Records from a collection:
-- START --

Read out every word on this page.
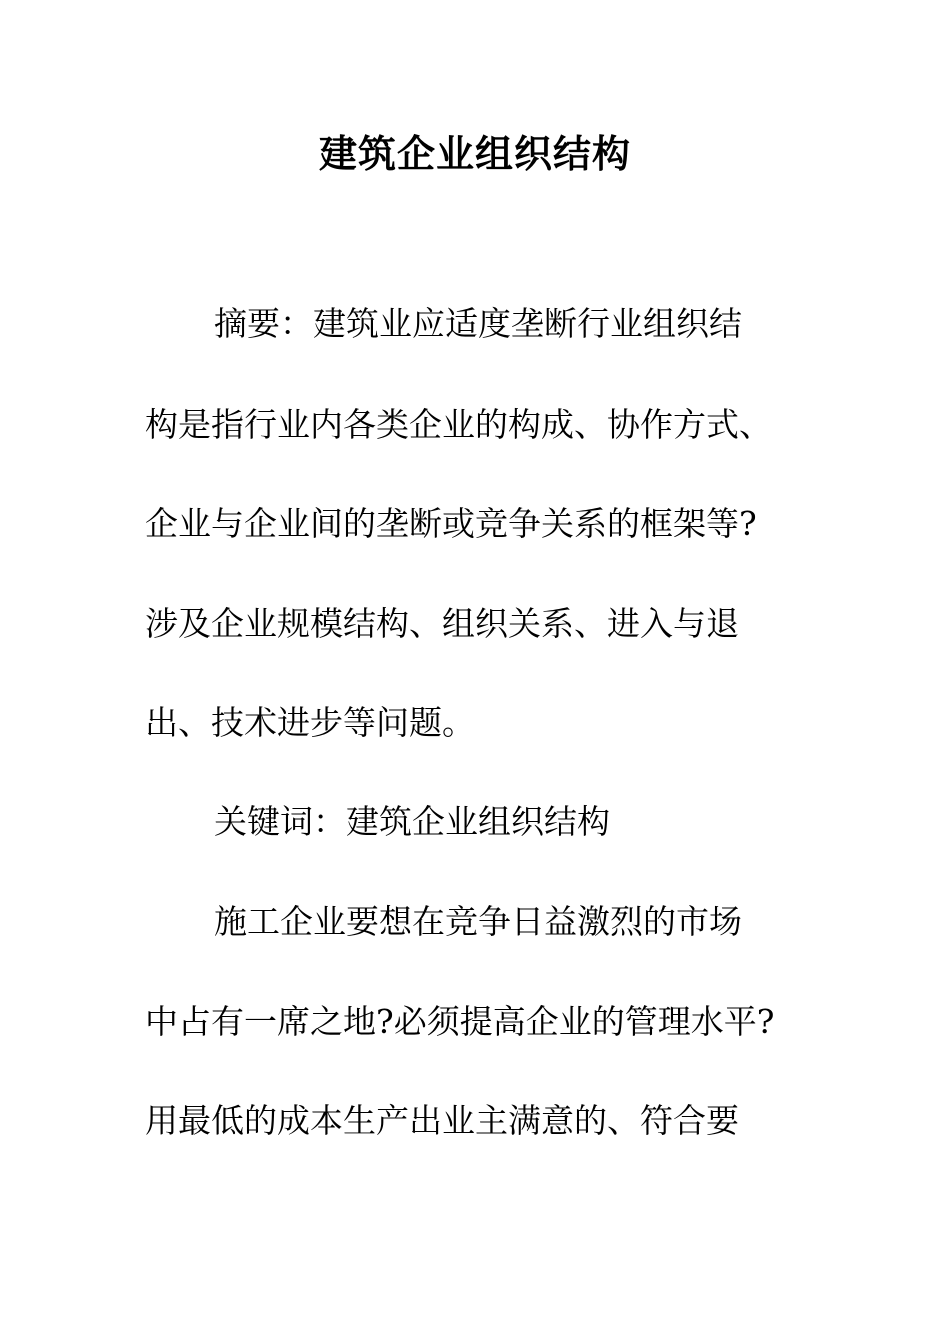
建筑企业组织结构
摘要：建筑业应适度垄断行业组织结
构是指行业内各类企业的构成、协作方式、
企业与企业间的垄断或竞争关系的框架等?
涉及企业规模结构、组织关系、进入与退
出、技术进步等问题。
关键词：建筑企业组织结构
施工企业要想在竞争日益激烈的市场
中占有一席之地?必须提高企业的管理水平?
用最低的成本生产出业主满意的、符合要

-- END --

Work required
Repeat all of the records verbatim, leaving out the pictures.

Final result
Read out every word on this page.
建筑企业组织结构
摘要：建筑业应适度垄断行业组织结
构是指行业内各类企业的构成、协作方式、
企业与企业间的垄断或竞争关系的框架等?
涉及企业规模结构、组织关系、进入与退
出、技术进步等问题。
关键词：建筑企业组织结构
施工企业要想在竞争日益激烈的市场
中占有一席之地?必须提高企业的管理水平?
用最低的成本生产出业主满意的、符合要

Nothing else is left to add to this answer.